- **Given problem**
Select the lines that hold the word "Turkey" and copy each one.

[Dataset excerpt]
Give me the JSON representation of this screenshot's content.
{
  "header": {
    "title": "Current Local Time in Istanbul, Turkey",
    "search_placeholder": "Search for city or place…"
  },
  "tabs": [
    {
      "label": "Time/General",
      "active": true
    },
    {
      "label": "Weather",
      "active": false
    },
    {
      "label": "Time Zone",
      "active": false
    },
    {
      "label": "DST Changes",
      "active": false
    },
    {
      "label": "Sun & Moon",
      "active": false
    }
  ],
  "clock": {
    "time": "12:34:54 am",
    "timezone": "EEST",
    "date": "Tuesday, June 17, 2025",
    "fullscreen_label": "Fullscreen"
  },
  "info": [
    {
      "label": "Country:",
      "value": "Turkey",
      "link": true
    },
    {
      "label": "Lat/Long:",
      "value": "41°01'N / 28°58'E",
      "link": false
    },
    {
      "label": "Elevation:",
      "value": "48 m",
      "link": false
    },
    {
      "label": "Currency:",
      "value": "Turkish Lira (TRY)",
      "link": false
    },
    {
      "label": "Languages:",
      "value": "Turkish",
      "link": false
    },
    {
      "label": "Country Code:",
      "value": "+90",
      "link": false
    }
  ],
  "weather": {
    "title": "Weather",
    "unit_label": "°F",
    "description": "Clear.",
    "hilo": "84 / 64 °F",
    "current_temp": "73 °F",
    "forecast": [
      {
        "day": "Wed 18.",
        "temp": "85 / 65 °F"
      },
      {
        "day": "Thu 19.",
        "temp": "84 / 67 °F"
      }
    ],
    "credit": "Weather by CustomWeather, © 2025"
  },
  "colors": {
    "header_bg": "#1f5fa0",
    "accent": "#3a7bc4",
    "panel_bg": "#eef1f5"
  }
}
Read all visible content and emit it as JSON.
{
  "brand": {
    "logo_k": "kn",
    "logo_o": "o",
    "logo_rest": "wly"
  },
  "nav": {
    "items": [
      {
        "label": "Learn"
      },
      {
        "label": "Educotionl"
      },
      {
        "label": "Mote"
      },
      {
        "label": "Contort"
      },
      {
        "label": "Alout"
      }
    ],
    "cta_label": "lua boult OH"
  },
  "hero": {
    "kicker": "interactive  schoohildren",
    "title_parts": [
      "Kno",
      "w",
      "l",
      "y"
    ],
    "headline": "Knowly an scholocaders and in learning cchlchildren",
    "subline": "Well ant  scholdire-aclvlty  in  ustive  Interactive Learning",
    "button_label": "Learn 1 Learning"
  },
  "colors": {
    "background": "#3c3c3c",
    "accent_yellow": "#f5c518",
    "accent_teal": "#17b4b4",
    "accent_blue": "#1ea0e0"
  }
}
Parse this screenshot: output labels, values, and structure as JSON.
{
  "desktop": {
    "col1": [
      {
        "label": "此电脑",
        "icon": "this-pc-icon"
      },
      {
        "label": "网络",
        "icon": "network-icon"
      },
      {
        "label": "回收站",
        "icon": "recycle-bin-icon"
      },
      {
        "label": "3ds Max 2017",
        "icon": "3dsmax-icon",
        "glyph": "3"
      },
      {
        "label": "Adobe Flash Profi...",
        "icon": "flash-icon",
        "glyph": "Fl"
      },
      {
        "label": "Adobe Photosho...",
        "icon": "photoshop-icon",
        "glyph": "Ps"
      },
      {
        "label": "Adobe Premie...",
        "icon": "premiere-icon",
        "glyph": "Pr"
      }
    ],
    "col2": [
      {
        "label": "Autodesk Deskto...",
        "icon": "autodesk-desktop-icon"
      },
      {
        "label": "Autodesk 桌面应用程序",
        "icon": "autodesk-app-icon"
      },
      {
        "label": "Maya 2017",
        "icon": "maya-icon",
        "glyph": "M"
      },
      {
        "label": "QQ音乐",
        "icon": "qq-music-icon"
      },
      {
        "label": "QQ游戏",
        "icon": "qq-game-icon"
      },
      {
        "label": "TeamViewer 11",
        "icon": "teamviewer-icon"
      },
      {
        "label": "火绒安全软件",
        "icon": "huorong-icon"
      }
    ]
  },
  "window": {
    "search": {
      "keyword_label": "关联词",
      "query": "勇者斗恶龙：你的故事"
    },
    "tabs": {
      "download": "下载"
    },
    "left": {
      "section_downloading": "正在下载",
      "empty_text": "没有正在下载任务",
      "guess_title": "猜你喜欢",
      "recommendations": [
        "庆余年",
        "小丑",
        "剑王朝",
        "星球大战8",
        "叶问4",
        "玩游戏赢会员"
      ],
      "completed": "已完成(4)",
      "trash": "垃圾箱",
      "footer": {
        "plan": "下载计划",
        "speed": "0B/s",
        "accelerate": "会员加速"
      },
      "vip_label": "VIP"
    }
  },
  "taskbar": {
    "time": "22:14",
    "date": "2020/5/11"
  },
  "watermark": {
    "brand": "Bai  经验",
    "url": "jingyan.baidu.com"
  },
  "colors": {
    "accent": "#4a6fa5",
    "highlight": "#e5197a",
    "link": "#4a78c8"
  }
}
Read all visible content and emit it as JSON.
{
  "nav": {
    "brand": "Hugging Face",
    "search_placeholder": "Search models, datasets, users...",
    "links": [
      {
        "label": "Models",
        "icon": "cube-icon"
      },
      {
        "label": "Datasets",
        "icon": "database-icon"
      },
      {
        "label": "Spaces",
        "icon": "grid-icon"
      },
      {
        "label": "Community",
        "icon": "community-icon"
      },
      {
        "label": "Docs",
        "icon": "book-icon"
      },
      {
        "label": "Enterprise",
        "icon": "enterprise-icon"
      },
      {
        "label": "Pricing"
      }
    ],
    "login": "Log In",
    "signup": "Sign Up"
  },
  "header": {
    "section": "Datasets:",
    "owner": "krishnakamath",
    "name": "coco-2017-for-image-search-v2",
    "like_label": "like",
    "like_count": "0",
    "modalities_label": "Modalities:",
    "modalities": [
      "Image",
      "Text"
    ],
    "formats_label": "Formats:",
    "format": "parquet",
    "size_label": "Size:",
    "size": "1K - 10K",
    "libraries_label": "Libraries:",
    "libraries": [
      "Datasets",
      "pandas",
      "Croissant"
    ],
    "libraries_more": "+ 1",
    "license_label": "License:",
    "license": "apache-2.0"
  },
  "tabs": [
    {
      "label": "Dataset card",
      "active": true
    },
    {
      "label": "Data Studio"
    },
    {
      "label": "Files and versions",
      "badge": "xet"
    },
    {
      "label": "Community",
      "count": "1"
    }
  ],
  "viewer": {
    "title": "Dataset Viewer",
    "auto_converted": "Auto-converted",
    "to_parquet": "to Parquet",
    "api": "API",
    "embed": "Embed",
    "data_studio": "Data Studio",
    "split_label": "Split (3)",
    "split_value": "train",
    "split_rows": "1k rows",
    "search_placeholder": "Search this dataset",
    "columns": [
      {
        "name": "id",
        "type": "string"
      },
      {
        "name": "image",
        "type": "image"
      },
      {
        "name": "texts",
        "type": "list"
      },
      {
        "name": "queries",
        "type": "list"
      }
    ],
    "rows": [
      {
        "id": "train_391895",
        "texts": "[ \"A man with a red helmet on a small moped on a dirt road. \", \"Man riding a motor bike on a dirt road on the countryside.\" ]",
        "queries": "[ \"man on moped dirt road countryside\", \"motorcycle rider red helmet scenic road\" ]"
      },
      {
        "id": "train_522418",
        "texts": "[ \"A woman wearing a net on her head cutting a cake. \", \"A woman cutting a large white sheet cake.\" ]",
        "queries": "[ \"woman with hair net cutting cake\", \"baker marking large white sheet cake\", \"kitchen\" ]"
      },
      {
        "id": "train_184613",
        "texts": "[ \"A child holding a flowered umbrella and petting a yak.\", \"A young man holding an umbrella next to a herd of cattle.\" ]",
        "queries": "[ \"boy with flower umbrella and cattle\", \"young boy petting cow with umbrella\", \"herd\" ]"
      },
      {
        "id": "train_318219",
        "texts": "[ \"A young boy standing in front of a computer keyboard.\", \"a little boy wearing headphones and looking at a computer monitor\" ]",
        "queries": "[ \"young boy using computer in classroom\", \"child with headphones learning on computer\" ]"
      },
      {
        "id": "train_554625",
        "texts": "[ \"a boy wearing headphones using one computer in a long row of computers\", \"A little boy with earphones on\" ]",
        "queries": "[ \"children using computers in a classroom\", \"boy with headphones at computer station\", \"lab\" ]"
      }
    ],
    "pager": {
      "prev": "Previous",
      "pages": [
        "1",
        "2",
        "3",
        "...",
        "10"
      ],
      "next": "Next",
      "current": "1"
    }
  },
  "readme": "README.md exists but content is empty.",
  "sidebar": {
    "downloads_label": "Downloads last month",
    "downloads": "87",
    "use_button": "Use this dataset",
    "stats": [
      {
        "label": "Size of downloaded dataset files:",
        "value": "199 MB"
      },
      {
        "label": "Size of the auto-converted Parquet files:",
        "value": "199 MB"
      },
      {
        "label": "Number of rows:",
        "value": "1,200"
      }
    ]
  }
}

- **Exercise response**
    "title": "Current Local Time in Istanbul, Turkey",
      "value": "Turkey",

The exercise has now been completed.